(Image layout annotations)
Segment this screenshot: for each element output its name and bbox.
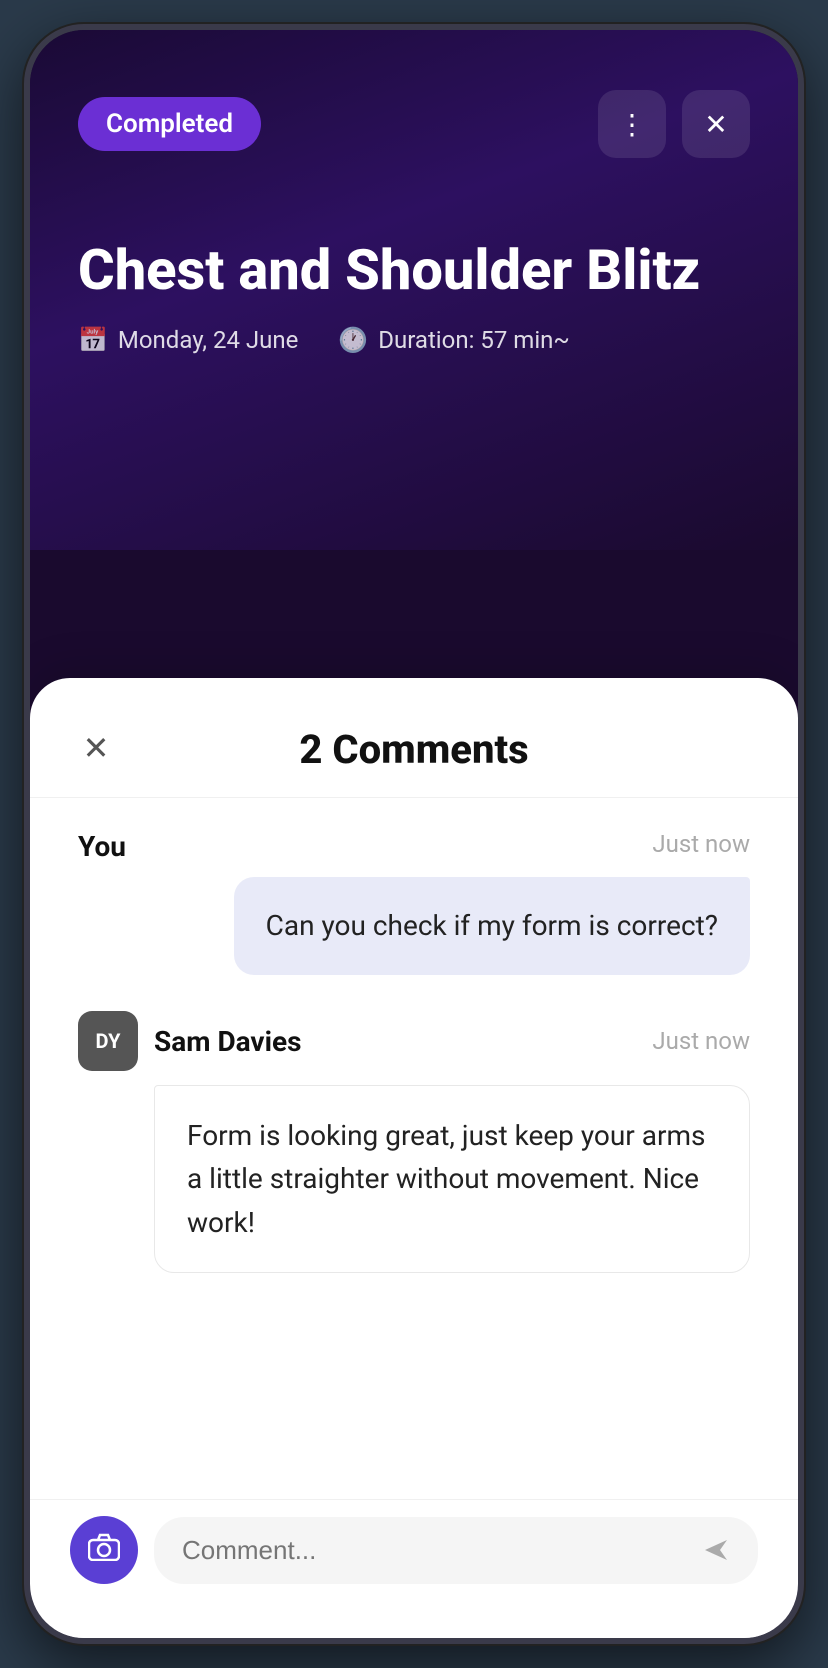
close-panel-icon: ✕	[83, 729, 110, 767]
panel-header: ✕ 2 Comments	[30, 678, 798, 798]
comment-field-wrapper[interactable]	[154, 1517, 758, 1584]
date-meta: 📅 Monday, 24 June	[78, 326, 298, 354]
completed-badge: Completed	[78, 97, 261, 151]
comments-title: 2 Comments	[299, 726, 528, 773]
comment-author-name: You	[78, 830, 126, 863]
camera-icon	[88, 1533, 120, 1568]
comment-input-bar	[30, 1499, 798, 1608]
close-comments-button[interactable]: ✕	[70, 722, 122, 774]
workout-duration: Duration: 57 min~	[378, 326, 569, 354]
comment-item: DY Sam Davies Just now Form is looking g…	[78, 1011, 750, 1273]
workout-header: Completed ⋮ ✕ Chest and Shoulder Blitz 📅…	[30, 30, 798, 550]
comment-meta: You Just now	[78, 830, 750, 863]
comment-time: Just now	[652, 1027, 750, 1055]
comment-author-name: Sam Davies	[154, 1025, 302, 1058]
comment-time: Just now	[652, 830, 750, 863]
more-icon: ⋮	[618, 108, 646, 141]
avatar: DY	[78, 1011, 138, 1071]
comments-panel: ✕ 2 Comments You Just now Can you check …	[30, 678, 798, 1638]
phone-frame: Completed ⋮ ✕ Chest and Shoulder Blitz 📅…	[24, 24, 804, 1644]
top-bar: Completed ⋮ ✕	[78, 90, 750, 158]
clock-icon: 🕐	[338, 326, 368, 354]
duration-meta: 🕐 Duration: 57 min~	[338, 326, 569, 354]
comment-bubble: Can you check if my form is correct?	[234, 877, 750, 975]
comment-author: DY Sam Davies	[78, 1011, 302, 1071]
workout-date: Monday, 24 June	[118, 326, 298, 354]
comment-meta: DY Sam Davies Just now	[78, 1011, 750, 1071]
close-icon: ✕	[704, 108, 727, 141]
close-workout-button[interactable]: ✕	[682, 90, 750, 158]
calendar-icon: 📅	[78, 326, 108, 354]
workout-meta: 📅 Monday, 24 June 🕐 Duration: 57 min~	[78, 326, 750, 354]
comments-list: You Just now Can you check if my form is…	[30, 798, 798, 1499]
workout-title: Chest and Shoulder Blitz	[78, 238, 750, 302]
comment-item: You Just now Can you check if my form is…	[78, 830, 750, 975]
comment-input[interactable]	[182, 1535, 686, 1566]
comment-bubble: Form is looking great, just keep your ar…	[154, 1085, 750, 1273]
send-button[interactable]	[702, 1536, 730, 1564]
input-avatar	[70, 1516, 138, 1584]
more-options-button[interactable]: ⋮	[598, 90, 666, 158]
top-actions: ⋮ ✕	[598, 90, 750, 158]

--

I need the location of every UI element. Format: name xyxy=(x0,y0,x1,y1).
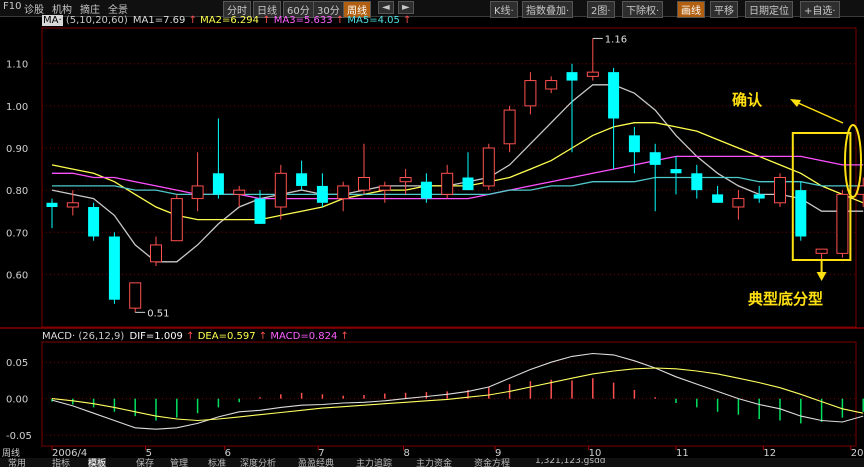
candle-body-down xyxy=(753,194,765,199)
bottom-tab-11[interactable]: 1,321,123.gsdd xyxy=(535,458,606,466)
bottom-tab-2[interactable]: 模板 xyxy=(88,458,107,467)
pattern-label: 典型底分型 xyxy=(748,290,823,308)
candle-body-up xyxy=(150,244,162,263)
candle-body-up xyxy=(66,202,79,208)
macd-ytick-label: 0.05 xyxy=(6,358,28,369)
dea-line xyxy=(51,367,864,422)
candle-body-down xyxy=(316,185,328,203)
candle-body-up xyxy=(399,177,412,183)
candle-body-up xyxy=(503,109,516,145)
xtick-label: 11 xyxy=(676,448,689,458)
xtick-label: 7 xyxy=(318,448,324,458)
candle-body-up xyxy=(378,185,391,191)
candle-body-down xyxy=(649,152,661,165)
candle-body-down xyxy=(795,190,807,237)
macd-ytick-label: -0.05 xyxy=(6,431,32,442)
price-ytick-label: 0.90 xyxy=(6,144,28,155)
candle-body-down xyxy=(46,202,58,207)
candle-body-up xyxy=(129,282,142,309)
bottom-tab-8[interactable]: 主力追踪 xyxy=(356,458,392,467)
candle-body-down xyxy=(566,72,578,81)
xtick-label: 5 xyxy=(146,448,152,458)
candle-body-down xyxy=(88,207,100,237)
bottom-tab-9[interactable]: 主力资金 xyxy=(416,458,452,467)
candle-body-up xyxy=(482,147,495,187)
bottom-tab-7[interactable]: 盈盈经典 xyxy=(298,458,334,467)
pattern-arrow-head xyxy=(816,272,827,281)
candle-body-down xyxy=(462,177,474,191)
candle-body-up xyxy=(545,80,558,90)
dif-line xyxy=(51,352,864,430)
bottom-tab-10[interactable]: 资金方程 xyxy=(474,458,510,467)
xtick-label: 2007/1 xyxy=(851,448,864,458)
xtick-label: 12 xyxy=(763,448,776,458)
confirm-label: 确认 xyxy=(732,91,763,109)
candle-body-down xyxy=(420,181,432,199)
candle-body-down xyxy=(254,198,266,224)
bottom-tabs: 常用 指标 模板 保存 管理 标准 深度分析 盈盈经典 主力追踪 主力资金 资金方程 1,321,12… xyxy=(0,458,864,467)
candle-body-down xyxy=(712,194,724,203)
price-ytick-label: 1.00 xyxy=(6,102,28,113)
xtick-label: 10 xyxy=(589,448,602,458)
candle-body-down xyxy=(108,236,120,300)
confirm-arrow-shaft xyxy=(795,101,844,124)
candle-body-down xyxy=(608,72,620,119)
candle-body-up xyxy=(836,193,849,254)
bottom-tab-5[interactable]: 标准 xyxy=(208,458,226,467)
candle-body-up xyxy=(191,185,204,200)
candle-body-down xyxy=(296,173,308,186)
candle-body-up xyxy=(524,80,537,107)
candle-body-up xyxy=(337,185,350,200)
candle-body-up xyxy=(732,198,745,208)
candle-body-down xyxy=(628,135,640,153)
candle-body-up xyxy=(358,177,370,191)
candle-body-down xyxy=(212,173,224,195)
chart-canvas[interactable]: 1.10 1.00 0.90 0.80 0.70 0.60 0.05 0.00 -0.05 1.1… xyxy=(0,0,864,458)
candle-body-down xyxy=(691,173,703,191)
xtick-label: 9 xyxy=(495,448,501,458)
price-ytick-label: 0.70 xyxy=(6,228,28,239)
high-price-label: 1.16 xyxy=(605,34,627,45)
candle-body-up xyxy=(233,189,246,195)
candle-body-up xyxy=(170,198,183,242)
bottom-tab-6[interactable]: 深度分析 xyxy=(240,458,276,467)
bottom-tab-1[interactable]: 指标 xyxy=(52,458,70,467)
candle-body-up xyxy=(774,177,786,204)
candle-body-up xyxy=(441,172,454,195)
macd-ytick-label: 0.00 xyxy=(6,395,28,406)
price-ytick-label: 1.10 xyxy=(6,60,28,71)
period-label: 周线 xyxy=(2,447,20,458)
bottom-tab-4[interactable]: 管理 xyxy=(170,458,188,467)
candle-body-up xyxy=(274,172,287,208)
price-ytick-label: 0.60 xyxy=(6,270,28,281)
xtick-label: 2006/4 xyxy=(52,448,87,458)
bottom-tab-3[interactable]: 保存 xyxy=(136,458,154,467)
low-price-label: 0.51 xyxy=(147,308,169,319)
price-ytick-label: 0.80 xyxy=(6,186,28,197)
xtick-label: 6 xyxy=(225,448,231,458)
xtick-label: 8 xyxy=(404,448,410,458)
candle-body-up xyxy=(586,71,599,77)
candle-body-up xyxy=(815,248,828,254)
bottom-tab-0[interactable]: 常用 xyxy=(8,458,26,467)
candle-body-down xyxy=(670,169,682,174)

[EXERCISE TASK] Recast the lines starting at the one containing "729, 110, 767]" and ending at the one containing "workout-meta: 📅 Monday, 24" as a numbered list, leaving out any blank lines.

[OUTPUT OF THE TASK]
1. close-panel-icon: ✕	[83, 729, 110, 767]
2. panel-header: ✕ 2 Comments	[30, 678, 798, 798]
3. comment-field-wrapper[interactable]	[154, 1517, 758, 1584]
4. date-meta: 📅 Monday, 24 June	[78, 326, 298, 354]
5. completed-badge: Completed	[78, 97, 261, 151]
6. comments-title: 2 Comments	[299, 726, 528, 773]
7. comment-author-name: You	[78, 830, 126, 863]
8. camera-icon	[88, 1533, 120, 1568]
9. comment-input-bar	[30, 1499, 798, 1608]
10. close-comments-button[interactable]: ✕	[70, 722, 122, 774]
11. workout-duration: Duration: 57 min~	[378, 326, 569, 354]
12. comment-item: DY Sam Davies Just now Form is looking g…	[78, 1011, 750, 1273]
13. workout-header: Completed ⋮ ✕ Chest and Shoulder Blitz 📅…	[30, 30, 798, 550]
14. comment-meta: You Just now	[78, 830, 750, 863]
15. comment-time: Just now	[652, 1027, 750, 1055]
16. comment-author-name: Sam Davies	[154, 1025, 302, 1058]
17. comment-time: Just now	[652, 830, 750, 863]
18. more-icon: ⋮	[618, 108, 646, 141]
19. avatar: DY	[78, 1011, 138, 1071]
20. comments-panel: ✕ 2 Comments You Just now Can you check …	[30, 678, 798, 1638]
21. phone-frame: Completed ⋮ ✕ Chest and Shoulder Blitz 📅…	[24, 24, 804, 1644]
22. top-bar: Completed ⋮ ✕	[78, 90, 750, 158]
23. clock-icon: 🕐	[338, 326, 368, 354]
24. duration-meta: 🕐 Duration: 57 min~	[338, 326, 569, 354]
25. comment-bubble: Can you check if my form is correct?	[234, 877, 750, 975]
26. comment-author: DY Sam Davies	[78, 1011, 302, 1071]
27. workout-date: Monday, 24 June	[118, 326, 298, 354]
28. comment-meta: DY Sam Davies Just now	[78, 1011, 750, 1071]
29. close-icon: ✕	[704, 108, 727, 141]
30. close-workout-button[interactable]: ✕	[682, 90, 750, 158]
31. calendar-icon: 📅	[78, 326, 108, 354]
32. workout-meta: 📅 Monday, 24 June 🕐 Duration: 57 min~	[78, 326, 750, 354]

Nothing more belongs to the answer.